[Data records]
━━━━━━━━━━

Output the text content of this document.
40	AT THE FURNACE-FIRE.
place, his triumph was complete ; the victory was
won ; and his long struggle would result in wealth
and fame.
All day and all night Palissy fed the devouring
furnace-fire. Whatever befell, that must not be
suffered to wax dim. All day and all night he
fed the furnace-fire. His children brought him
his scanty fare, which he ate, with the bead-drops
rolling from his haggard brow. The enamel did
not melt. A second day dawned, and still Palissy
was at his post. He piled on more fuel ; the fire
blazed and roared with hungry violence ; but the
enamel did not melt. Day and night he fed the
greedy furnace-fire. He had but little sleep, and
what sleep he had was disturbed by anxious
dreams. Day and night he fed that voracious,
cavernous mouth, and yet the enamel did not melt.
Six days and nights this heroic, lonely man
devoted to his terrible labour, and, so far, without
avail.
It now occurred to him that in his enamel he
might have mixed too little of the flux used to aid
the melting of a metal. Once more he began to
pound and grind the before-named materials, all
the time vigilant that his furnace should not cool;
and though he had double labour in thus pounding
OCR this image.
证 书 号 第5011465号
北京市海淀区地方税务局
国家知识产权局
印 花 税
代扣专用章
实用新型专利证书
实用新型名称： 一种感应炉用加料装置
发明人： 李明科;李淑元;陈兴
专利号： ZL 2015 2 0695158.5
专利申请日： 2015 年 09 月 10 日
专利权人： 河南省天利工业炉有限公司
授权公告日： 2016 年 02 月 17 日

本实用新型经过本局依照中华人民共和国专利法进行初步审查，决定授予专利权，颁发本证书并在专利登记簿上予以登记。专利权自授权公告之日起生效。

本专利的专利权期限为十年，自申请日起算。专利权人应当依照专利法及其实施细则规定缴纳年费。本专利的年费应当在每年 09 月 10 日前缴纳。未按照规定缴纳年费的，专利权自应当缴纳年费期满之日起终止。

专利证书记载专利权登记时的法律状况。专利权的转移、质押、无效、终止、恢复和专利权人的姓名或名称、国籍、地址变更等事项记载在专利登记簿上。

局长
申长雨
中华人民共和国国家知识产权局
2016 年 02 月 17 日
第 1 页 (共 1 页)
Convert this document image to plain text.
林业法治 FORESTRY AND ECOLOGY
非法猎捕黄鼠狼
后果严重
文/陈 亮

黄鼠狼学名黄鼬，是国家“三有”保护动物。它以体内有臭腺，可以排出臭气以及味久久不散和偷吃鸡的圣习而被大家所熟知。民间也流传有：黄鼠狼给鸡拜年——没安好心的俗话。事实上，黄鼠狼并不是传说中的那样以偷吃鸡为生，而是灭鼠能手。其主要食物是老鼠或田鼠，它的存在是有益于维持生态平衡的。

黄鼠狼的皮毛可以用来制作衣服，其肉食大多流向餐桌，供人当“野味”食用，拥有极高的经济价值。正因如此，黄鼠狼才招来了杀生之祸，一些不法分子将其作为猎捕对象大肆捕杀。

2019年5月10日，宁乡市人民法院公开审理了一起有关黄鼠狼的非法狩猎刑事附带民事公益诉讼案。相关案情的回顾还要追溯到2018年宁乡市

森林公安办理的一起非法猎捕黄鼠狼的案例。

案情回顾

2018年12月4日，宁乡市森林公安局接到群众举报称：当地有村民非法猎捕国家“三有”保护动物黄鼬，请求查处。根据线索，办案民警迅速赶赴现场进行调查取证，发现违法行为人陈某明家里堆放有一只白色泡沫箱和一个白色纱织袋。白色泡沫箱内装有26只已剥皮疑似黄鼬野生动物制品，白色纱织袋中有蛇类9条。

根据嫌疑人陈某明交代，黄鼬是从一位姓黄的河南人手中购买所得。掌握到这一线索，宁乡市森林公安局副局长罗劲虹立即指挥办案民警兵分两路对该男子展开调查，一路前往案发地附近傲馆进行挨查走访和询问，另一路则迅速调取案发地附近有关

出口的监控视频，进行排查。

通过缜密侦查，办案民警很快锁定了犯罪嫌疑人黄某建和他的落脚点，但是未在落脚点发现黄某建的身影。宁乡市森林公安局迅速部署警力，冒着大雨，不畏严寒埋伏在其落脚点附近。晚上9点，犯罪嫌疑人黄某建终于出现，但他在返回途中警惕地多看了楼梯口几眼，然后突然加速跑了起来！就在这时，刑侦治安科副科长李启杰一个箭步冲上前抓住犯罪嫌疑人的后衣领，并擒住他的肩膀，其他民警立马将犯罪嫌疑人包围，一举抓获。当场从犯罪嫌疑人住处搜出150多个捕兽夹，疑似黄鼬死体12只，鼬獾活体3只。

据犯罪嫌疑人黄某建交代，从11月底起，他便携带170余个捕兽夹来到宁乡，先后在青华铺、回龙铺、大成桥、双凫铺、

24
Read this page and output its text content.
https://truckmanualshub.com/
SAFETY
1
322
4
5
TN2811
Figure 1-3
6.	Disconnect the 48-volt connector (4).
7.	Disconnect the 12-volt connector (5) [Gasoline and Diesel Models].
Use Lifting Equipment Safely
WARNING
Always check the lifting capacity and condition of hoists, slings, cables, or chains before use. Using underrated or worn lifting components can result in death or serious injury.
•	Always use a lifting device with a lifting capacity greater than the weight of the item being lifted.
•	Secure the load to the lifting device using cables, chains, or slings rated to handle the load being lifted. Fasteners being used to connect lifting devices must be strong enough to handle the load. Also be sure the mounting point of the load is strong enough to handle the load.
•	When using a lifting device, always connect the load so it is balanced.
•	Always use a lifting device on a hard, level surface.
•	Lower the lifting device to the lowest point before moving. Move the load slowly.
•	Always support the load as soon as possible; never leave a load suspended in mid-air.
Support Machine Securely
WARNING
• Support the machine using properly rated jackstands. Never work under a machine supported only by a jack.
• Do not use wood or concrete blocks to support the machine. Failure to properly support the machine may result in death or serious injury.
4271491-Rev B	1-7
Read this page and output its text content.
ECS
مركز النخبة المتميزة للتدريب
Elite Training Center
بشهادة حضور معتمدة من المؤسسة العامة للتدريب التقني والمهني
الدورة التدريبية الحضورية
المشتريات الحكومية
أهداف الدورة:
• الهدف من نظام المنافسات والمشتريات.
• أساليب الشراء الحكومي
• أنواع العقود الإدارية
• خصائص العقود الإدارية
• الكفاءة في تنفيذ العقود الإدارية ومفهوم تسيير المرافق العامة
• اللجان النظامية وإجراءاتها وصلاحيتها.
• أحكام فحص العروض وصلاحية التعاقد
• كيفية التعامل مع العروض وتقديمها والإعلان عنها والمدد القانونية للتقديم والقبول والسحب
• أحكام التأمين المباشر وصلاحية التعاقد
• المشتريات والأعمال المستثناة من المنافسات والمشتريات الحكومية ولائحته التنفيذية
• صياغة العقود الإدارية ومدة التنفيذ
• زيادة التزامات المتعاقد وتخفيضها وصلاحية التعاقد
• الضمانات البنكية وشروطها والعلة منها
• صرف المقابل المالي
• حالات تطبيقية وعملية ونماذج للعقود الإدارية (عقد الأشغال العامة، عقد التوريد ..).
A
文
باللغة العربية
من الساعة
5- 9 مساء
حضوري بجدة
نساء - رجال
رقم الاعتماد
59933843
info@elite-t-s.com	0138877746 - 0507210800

━━━━━━━━━━

(TASK OBJECTIVE):
Using the material above, gather every line that includes "labour".

(REPLY):
devoted to his terrible labour, and, so far, without
and though he had double labour in thus pounding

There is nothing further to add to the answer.